Exercise instructions —
Reproduce every entry exactly, without alteration.

Working data —
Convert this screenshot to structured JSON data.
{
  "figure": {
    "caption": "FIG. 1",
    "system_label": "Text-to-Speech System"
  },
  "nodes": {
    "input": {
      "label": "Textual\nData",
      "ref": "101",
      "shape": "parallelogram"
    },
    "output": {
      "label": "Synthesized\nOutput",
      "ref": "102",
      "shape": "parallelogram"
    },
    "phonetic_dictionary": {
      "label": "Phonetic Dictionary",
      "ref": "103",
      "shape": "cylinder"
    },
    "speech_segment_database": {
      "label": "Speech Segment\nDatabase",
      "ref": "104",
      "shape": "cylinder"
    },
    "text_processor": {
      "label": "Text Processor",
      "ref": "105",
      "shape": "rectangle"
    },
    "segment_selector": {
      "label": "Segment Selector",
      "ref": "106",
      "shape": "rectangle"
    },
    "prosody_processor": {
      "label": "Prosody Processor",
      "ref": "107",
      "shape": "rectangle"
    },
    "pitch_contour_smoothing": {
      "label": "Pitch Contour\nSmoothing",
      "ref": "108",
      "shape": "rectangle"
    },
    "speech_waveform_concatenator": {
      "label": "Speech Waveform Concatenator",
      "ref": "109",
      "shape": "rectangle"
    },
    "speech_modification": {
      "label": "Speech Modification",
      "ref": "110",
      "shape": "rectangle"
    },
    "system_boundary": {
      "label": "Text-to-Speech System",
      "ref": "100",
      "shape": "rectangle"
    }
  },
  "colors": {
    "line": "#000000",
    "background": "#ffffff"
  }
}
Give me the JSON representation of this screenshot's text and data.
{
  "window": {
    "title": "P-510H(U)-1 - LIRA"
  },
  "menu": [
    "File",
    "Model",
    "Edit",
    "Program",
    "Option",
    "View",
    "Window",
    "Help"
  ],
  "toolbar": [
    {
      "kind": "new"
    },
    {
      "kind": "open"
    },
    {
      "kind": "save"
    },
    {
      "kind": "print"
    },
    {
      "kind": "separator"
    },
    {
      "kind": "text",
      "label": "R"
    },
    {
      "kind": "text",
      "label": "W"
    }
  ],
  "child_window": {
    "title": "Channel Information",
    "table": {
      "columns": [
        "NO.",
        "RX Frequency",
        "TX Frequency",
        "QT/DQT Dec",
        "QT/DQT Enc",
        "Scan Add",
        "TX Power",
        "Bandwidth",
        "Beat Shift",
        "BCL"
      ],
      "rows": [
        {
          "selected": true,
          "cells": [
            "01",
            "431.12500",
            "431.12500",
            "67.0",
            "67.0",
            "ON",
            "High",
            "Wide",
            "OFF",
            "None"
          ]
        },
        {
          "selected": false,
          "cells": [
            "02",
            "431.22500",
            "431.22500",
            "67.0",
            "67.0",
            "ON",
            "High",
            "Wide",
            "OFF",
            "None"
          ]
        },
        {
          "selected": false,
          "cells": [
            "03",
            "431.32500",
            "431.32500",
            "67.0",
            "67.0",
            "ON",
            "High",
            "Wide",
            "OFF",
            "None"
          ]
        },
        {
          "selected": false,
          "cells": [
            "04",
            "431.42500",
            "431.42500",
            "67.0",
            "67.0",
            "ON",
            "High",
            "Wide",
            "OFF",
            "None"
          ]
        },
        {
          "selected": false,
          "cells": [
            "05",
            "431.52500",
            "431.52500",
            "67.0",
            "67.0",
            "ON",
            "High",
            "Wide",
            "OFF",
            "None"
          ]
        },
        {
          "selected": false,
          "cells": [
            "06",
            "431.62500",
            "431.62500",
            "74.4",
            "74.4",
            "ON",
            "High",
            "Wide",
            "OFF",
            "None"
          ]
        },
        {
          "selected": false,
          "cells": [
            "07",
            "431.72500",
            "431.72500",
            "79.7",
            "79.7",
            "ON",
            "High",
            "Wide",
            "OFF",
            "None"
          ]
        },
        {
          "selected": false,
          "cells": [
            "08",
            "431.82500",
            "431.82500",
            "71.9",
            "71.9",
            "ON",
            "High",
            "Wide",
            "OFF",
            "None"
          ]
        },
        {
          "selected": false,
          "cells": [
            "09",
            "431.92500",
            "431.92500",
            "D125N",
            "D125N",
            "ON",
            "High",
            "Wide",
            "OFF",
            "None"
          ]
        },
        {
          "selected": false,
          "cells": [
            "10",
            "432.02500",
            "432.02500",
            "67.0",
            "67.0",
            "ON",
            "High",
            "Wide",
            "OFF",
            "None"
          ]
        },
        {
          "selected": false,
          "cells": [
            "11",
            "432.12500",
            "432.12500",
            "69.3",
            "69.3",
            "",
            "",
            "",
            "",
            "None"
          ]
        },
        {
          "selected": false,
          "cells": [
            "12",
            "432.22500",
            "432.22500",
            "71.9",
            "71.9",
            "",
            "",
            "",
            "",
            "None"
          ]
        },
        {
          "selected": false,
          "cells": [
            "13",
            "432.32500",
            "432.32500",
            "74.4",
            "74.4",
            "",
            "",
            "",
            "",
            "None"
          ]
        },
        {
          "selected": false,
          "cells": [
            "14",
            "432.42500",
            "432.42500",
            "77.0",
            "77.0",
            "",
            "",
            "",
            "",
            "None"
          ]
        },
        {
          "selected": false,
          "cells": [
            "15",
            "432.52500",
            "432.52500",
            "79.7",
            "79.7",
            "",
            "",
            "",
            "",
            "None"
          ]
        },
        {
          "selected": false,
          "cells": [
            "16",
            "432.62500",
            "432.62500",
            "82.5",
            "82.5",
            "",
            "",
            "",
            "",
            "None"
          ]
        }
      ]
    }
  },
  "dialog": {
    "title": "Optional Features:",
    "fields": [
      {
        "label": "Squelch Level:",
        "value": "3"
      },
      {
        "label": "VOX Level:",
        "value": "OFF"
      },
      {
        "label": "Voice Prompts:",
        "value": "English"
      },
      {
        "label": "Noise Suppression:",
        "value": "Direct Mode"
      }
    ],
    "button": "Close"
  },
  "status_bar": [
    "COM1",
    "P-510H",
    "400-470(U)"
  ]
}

Full output —
Convert this screenshot to structured JSON data.
{
  "figure": {
    "caption": "FIG. 1",
    "system_label": "Text-to-Speech System"
  },
  "nodes": {
    "input": {
      "label": "Textual\nData",
      "ref": "101",
      "shape": "parallelogram"
    },
    "output": {
      "label": "Synthesized\nOutput",
      "ref": "102",
      "shape": "parallelogram"
    },
    "phonetic_dictionary": {
      "label": "Phonetic Dictionary",
      "ref": "103",
      "shape": "cylinder"
    },
    "speech_segment_database": {
      "label": "Speech Segment\nDatabase",
      "ref": "104",
      "shape": "cylinder"
    },
    "text_processor": {
      "label": "Text Processor",
      "ref": "105",
      "shape": "rectangle"
    },
    "segment_selector": {
      "label": "Segment Selector",
      "ref": "106",
      "shape": "rectangle"
    },
    "prosody_processor": {
      "label": "Prosody Processor",
      "ref": "107",
      "shape": "rectangle"
    },
    "pitch_contour_smoothing": {
      "label": "Pitch Contour\nSmoothing",
      "ref": "108",
      "shape": "rectangle"
    },
    "speech_waveform_concatenator": {
      "label": "Speech Waveform Concatenator",
      "ref": "109",
      "shape": "rectangle"
    },
    "speech_modification": {
      "label": "Speech Modification",
      "ref": "110",
      "shape": "rectangle"
    },
    "system_boundary": {
      "label": "Text-to-Speech System",
      "ref": "100",
      "shape": "rectangle"
    }
  },
  "colors": {
    "line": "#000000",
    "background": "#ffffff"
  }
}
Give me the JSON representation of this screenshot's text and data.
{
  "window": {
    "title": "P-510H(U)-1 - LIRA"
  },
  "menu": [
    "File",
    "Model",
    "Edit",
    "Program",
    "Option",
    "View",
    "Window",
    "Help"
  ],
  "toolbar": [
    {
      "kind": "new"
    },
    {
      "kind": "open"
    },
    {
      "kind": "save"
    },
    {
      "kind": "print"
    },
    {
      "kind": "separator"
    },
    {
      "kind": "text",
      "label": "R"
    },
    {
      "kind": "text",
      "label": "W"
    }
  ],
  "child_window": {
    "title": "Channel Information",
    "table": {
      "columns": [
        "NO.",
        "RX Frequency",
        "TX Frequency",
        "QT/DQT Dec",
        "QT/DQT Enc",
        "Scan Add",
        "TX Power",
        "Bandwidth",
        "Beat Shift",
        "BCL"
      ],
      "rows": [
        {
          "selected": true,
          "cells": [
            "01",
            "431.12500",
            "431.12500",
            "67.0",
            "67.0",
            "ON",
            "High",
            "Wide",
            "OFF",
            "None"
          ]
        },
        {
          "selected": false,
          "cells": [
            "02",
            "431.22500",
            "431.22500",
            "67.0",
            "67.0",
            "ON",
            "High",
            "Wide",
            "OFF",
            "None"
          ]
        },
        {
          "selected": false,
          "cells": [
            "03",
            "431.32500",
            "431.32500",
            "67.0",
            "67.0",
            "ON",
            "High",
            "Wide",
            "OFF",
            "None"
          ]
        },
        {
          "selected": false,
          "cells": [
            "04",
            "431.42500",
            "431.42500",
            "67.0",
            "67.0",
            "ON",
            "High",
            "Wide",
            "OFF",
            "None"
          ]
        },
        {
          "selected": false,
          "cells": [
            "05",
            "431.52500",
            "431.52500",
            "67.0",
            "67.0",
            "ON",
            "High",
            "Wide",
            "OFF",
            "None"
          ]
        },
        {
          "selected": false,
          "cells": [
            "06",
            "431.62500",
            "431.62500",
            "74.4",
            "74.4",
            "ON",
            "High",
            "Wide",
            "OFF",
            "None"
          ]
        },
        {
          "selected": false,
          "cells": [
            "07",
            "431.72500",
            "431.72500",
            "79.7",
            "79.7",
            "ON",
            "High",
            "Wide",
            "OFF",
            "None"
          ]
        },
        {
          "selected": false,
          "cells": [
            "08",
            "431.82500",
            "431.82500",
            "71.9",
            "71.9",
            "ON",
            "High",
            "Wide",
            "OFF",
            "None"
          ]
        },
        {
          "selected": false,
          "cells": [
            "09",
            "431.92500",
            "431.92500",
            "D125N",
            "D125N",
            "ON",
            "High",
            "Wide",
            "OFF",
            "None"
          ]
        },
        {
          "selected": false,
          "cells": [
            "10",
            "432.02500",
            "432.02500",
            "67.0",
            "67.0",
            "ON",
            "High",
            "Wide",
            "OFF",
            "None"
          ]
        },
        {
          "selected": false,
          "cells": [
            "11",
            "432.12500",
            "432.12500",
            "69.3",
            "69.3",
            "",
            "",
            "",
            "",
            "None"
          ]
        },
        {
          "selected": false,
          "cells": [
            "12",
            "432.22500",
            "432.22500",
            "71.9",
            "71.9",
            "",
            "",
            "",
            "",
            "None"
          ]
        },
        {
          "selected": false,
          "cells": [
            "13",
            "432.32500",
            "432.32500",
            "74.4",
            "74.4",
            "",
            "",
            "",
            "",
            "None"
          ]
        },
        {
          "selected": false,
          "cells": [
            "14",
            "432.42500",
            "432.42500",
            "77.0",
            "77.0",
            "",
            "",
            "",
            "",
            "None"
          ]
        },
        {
          "selected": false,
          "cells": [
            "15",
            "432.52500",
            "432.52500",
            "79.7",
            "79.7",
            "",
            "",
            "",
            "",
            "None"
          ]
        },
        {
          "selected": false,
          "cells": [
            "16",
            "432.62500",
            "432.62500",
            "82.5",
            "82.5",
            "",
            "",
            "",
            "",
            "None"
          ]
        }
      ]
    }
  },
  "dialog": {
    "title": "Optional Features:",
    "fields": [
      {
        "label": "Squelch Level:",
        "value": "3"
      },
      {
        "label": "VOX Level:",
        "value": "OFF"
      },
      {
        "label": "Voice Prompts:",
        "value": "English"
      },
      {
        "label": "Noise Suppression:",
        "value": "Direct Mode"
      }
    ],
    "button": "Close"
  },
  "status_bar": [
    "COM1",
    "P-510H",
    "400-470(U)"
  ]
}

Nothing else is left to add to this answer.